State how many lines in the entries below contain "sala". Write nothing but the number.

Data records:
= = = =

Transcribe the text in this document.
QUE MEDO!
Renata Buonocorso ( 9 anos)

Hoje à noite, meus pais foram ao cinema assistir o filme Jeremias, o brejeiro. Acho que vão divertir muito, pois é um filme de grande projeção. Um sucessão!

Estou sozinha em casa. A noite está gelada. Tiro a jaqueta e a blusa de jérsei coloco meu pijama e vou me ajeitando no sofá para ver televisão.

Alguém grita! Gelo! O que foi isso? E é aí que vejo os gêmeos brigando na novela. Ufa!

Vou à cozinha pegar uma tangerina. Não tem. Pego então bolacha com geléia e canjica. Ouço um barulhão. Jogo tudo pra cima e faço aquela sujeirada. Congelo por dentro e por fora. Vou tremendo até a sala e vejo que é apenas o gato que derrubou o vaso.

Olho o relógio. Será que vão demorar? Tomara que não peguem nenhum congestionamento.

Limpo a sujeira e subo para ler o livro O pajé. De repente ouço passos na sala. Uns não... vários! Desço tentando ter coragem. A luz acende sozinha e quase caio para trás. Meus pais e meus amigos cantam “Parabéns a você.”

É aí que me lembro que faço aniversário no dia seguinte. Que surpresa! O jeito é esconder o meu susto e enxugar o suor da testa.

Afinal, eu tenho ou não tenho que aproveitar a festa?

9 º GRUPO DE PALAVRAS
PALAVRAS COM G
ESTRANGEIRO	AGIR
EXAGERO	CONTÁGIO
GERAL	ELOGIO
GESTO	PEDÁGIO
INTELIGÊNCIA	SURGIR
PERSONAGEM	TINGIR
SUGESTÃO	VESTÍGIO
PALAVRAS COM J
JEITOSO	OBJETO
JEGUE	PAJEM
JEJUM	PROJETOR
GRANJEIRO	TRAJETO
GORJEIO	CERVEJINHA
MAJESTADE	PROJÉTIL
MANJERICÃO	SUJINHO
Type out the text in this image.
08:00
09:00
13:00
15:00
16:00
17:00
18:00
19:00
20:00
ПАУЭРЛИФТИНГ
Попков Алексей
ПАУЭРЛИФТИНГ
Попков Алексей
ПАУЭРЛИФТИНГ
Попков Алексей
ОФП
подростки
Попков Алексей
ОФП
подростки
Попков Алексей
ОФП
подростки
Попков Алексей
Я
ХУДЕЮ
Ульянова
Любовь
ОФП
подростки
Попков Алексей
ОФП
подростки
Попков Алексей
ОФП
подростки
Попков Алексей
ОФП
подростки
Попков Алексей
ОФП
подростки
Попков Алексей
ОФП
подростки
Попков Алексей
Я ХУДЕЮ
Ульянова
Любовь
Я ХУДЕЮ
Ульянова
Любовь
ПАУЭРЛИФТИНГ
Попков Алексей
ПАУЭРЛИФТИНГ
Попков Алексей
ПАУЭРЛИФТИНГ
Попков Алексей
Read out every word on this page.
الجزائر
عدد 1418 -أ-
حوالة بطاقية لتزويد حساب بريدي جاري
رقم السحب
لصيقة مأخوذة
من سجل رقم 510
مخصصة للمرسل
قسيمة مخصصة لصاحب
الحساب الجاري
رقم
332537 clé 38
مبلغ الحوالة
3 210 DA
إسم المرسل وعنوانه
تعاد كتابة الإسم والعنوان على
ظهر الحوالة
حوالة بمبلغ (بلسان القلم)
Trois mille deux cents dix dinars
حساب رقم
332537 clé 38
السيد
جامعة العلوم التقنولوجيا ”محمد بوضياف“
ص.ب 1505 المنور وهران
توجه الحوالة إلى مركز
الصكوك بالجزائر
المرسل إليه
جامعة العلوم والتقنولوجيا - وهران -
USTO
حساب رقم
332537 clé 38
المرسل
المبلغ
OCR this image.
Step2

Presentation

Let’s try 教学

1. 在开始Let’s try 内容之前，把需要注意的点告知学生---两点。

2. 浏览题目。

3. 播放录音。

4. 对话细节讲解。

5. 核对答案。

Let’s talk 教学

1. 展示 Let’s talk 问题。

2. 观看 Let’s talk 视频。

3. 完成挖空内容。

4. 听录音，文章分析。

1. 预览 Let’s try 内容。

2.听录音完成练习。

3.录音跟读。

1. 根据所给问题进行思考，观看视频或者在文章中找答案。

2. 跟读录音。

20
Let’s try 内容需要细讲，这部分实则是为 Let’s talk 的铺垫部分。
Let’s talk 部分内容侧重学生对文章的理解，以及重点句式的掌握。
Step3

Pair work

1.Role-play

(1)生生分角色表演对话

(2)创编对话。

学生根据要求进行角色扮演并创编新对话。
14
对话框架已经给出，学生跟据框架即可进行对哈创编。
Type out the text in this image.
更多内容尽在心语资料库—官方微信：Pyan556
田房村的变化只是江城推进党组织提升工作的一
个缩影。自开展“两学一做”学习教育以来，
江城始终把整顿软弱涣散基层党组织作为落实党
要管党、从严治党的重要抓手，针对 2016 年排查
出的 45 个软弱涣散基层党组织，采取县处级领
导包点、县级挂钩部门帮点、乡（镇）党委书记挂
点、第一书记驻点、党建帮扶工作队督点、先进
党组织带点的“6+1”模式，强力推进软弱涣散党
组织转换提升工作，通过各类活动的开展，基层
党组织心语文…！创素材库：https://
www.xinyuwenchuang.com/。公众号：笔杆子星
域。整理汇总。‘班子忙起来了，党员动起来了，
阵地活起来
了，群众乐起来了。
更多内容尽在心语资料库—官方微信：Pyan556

= = = =

**SOLUTION**
2